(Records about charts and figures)
☆ ☆ ☆ ☆ ☆ ☆ ☆

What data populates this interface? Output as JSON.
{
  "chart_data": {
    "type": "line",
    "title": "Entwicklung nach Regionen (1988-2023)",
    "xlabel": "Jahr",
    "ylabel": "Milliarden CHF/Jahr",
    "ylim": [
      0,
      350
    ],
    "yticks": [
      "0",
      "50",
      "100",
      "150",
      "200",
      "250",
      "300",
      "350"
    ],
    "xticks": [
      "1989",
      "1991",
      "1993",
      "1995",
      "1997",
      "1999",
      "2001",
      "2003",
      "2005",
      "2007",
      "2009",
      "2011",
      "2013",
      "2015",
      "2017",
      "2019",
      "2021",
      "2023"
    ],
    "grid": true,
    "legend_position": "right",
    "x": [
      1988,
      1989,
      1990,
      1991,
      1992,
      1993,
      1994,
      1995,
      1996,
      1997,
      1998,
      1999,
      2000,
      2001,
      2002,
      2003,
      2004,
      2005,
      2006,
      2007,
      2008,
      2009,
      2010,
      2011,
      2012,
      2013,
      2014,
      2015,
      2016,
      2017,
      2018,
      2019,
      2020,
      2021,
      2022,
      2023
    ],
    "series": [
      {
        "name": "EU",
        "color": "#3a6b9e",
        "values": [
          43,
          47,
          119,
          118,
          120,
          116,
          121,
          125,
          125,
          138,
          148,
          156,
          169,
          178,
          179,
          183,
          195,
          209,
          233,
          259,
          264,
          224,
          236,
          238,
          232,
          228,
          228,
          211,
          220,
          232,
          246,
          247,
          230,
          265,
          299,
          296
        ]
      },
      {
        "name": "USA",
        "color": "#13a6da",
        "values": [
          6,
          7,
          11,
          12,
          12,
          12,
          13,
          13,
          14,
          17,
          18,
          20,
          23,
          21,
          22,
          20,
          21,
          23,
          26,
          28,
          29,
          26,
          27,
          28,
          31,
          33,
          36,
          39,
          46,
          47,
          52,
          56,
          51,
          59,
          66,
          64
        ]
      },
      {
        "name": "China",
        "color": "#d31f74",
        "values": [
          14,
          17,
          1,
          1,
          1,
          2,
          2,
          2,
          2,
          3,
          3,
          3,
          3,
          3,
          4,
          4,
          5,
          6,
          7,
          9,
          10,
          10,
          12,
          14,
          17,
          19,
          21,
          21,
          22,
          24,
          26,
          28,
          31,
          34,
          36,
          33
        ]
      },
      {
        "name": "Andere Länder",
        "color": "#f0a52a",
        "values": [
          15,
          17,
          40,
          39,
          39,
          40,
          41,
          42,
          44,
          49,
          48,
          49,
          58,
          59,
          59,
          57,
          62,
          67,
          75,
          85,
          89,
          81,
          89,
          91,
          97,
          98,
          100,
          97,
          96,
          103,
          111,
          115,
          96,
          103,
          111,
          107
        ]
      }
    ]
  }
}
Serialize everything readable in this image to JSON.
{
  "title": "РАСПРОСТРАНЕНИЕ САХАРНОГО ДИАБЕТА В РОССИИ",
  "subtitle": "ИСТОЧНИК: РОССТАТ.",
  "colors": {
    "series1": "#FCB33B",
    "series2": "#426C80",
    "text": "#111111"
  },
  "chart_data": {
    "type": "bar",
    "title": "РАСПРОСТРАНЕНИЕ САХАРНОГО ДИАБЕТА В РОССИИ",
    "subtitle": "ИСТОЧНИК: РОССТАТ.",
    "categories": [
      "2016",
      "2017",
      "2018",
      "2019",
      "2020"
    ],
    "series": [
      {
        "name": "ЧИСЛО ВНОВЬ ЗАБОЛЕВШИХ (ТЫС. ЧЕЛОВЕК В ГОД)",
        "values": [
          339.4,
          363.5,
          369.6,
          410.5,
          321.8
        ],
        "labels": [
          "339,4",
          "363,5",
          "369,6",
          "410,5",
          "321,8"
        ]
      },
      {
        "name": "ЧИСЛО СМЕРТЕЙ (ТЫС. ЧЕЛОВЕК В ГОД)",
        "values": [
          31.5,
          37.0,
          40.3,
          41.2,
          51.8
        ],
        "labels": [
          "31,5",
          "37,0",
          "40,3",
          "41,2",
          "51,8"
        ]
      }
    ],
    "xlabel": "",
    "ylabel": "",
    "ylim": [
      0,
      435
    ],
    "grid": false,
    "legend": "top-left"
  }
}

☆ ☆ ☆ ☆ ☆ ☆ ☆

→ WHAT IS BEING ASKED:
Report each line of the material above where the word "name" appears.

→ THE SOLUTION:
        "name": "EU",
        "name": "USA",
        "name": "China",
        "name": "Andere Länder",
        "name": "ЧИСЛО ВНОВЬ ЗАБОЛЕВШИХ (ТЫС. ЧЕЛОВЕК В ГОД)",
        "name": "ЧИСЛО СМЕРТЕЙ (ТЫС. ЧЕЛОВЕК В ГОД)",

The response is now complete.